### Aim
Report how many lines contain "تهران"; state the number and nothing else.

※ ※ ※

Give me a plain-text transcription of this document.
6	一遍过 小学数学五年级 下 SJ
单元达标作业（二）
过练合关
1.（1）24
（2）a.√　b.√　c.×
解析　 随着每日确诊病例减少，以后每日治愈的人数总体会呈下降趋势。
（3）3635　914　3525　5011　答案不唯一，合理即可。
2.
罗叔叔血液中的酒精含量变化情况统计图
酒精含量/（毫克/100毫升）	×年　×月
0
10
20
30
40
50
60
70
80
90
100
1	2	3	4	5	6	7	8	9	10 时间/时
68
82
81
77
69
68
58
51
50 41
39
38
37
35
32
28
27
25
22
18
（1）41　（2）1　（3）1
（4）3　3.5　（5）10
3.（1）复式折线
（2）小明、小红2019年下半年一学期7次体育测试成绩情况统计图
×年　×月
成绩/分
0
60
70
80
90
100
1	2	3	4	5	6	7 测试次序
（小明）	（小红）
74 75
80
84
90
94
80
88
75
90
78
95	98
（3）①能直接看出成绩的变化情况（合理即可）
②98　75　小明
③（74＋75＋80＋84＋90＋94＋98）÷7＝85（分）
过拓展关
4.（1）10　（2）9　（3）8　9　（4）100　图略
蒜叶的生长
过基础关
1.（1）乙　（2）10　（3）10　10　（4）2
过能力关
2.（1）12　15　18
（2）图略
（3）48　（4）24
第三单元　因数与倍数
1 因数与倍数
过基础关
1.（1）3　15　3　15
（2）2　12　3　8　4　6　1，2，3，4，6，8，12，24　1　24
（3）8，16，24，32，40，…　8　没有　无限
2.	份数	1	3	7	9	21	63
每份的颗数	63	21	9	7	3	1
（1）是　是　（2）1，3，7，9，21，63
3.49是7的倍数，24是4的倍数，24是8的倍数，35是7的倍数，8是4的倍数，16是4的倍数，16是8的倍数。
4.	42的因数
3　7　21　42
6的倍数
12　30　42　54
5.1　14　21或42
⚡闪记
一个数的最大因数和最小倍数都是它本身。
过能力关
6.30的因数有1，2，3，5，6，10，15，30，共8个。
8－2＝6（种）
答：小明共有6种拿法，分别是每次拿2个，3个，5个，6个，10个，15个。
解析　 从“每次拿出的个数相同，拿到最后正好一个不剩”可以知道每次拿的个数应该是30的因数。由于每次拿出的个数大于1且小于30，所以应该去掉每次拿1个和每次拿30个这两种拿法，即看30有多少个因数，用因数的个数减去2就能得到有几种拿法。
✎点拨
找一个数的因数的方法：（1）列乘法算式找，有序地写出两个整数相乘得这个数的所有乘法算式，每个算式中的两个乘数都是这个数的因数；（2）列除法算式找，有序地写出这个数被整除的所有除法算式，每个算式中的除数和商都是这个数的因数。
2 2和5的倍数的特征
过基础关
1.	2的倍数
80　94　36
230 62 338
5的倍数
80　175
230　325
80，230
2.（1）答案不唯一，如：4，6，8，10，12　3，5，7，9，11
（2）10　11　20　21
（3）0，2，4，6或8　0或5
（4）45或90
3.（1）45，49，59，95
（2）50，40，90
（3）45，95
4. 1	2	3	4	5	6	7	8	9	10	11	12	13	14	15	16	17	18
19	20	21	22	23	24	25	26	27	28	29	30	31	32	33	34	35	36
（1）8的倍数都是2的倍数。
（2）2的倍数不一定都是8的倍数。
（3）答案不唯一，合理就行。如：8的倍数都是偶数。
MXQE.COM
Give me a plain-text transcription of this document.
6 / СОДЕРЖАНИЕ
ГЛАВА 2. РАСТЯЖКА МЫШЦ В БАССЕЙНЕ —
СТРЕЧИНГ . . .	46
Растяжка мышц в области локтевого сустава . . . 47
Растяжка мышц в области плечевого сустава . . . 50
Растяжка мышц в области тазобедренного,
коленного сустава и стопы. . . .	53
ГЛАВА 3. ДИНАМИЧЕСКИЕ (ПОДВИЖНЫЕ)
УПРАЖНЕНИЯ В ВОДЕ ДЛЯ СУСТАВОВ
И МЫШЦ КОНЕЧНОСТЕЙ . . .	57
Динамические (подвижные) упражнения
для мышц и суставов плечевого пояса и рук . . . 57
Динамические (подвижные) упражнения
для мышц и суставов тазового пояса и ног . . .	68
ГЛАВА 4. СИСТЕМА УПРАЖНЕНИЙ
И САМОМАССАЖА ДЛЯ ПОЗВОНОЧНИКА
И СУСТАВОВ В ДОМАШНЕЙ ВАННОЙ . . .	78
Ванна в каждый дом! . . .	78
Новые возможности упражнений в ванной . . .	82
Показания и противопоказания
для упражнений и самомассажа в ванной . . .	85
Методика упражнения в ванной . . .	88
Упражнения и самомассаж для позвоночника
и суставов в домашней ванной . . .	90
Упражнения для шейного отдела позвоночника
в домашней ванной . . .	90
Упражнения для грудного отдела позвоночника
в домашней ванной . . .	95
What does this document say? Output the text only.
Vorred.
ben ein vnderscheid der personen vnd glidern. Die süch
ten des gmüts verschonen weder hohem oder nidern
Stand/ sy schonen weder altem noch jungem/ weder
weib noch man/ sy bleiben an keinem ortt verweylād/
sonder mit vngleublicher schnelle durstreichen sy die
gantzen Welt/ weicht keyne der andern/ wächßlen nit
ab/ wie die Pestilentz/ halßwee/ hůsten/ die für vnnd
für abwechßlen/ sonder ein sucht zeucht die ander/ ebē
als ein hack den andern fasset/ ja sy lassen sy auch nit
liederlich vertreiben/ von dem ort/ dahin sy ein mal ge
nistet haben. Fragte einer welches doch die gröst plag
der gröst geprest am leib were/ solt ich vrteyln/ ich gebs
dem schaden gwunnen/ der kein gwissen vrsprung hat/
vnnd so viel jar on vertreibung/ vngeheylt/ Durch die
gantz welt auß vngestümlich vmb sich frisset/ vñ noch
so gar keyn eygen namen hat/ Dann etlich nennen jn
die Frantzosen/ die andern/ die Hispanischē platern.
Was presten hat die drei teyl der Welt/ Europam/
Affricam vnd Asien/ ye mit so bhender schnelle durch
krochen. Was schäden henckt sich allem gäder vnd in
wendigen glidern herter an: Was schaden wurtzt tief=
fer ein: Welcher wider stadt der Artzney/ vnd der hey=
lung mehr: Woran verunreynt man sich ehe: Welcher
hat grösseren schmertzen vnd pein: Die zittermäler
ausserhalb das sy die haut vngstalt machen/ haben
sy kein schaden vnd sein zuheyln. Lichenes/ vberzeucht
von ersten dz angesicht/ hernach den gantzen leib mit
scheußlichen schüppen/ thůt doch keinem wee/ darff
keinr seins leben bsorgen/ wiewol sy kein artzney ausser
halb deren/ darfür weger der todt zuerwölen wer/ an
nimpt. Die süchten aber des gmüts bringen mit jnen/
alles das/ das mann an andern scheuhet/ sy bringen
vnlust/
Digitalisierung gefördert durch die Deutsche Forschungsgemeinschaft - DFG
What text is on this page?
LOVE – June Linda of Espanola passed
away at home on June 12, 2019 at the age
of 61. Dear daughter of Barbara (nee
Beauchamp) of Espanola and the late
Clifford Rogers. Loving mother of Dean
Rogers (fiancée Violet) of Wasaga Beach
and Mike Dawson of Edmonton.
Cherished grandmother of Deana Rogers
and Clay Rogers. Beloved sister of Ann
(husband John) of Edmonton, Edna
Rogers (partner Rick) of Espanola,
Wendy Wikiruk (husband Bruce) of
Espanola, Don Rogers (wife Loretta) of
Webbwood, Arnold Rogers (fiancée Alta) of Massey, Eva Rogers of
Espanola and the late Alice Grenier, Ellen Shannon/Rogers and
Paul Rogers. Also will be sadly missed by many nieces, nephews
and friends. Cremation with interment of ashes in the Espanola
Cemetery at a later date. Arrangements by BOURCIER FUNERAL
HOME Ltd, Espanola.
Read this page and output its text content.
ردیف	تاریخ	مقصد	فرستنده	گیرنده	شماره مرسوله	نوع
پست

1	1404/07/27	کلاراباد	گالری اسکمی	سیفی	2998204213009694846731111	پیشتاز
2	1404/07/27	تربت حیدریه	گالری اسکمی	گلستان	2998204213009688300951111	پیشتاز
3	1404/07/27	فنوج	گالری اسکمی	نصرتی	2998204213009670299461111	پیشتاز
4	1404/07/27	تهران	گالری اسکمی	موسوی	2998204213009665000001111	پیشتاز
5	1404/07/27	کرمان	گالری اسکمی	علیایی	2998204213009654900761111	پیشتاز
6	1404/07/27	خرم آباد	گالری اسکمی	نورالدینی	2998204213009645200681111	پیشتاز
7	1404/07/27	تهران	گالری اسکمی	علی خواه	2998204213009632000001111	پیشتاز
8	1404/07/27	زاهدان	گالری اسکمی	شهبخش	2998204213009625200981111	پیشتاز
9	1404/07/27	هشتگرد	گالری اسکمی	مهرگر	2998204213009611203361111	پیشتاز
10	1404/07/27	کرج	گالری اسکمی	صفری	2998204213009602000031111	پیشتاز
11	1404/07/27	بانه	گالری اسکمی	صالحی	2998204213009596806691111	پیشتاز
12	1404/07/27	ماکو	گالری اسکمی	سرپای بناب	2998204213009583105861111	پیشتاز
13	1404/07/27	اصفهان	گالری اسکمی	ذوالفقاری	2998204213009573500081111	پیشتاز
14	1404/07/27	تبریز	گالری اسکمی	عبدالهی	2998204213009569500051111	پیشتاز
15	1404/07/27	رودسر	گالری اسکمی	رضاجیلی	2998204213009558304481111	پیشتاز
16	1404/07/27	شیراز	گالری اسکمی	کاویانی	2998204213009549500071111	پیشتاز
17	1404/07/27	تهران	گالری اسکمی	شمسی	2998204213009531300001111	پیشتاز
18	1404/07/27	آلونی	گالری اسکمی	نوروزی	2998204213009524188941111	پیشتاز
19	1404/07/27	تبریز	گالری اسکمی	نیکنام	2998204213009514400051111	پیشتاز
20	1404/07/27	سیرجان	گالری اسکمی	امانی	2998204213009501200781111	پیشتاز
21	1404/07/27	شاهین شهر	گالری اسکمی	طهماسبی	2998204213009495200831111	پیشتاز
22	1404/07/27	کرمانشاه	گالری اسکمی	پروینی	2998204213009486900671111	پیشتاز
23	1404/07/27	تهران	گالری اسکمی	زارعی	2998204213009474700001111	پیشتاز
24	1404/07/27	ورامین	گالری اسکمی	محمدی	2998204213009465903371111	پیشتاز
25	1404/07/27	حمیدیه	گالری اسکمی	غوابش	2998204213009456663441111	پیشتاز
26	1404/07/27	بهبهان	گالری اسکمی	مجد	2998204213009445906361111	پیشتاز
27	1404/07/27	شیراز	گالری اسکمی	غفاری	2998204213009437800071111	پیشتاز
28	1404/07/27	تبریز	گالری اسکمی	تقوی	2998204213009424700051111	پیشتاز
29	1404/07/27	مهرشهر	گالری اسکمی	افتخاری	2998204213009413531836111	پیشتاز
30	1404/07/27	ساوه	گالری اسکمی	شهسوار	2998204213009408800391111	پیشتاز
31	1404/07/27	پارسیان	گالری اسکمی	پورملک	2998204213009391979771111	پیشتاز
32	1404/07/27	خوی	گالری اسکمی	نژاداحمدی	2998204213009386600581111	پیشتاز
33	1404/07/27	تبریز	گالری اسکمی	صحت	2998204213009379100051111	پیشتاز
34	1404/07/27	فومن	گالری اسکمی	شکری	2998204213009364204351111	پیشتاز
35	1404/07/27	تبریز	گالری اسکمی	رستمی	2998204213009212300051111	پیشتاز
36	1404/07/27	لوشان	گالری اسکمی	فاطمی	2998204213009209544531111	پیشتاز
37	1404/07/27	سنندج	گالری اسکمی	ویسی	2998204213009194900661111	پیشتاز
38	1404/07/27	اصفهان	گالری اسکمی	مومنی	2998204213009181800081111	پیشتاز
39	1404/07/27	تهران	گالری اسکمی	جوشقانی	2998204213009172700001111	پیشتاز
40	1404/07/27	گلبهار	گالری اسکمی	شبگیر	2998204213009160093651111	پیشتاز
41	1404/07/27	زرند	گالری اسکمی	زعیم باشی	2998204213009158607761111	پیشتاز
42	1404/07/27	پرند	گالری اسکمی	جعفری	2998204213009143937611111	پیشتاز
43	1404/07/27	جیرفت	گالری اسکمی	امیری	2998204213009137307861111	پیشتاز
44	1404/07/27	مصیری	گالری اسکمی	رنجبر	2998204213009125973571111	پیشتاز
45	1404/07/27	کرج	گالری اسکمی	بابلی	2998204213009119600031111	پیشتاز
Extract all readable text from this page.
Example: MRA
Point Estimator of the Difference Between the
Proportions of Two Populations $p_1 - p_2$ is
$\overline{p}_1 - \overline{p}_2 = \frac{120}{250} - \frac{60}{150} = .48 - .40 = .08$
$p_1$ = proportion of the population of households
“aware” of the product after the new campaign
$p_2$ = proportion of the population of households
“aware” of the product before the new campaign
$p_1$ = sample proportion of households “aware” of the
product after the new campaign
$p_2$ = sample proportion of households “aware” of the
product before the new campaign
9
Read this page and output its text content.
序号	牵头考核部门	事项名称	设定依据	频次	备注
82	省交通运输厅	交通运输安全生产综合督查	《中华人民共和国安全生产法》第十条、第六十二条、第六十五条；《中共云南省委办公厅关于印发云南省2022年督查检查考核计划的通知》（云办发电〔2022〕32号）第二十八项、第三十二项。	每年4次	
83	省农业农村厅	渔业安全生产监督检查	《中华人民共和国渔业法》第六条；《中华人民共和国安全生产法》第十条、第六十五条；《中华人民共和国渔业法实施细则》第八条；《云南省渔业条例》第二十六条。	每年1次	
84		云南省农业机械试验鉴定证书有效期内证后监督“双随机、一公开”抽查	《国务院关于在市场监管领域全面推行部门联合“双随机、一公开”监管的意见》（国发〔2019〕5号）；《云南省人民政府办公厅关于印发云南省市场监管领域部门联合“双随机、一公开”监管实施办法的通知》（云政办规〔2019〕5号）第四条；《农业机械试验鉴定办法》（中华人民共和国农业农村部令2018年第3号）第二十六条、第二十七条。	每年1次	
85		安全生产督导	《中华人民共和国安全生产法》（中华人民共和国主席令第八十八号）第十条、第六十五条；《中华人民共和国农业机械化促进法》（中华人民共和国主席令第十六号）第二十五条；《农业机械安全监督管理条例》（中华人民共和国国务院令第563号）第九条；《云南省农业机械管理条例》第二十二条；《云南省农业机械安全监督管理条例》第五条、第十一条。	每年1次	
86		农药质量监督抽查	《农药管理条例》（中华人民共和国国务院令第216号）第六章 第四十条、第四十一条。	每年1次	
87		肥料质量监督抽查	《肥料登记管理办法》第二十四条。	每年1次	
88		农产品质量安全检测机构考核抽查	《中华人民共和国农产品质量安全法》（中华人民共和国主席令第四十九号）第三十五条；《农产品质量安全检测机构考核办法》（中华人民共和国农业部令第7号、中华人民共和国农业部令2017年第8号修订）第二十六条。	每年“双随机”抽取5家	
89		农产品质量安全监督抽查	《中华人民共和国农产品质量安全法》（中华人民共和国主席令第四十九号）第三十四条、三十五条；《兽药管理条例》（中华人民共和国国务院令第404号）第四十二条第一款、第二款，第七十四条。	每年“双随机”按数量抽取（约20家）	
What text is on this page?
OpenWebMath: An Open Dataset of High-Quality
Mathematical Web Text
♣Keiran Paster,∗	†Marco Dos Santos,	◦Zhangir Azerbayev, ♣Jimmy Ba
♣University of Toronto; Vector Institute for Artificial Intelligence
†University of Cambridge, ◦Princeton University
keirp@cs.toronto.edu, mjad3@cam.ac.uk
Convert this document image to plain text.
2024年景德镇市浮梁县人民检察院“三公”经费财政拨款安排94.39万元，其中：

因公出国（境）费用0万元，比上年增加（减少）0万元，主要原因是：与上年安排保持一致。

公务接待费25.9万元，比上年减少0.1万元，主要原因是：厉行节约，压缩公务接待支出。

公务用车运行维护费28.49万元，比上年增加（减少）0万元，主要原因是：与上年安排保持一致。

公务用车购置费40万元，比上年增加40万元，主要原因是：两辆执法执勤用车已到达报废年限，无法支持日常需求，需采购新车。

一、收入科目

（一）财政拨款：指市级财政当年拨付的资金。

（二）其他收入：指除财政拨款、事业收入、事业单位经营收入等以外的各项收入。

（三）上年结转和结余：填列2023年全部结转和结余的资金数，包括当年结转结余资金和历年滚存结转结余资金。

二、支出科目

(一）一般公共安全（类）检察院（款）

※ ※ ※

### Complete output
5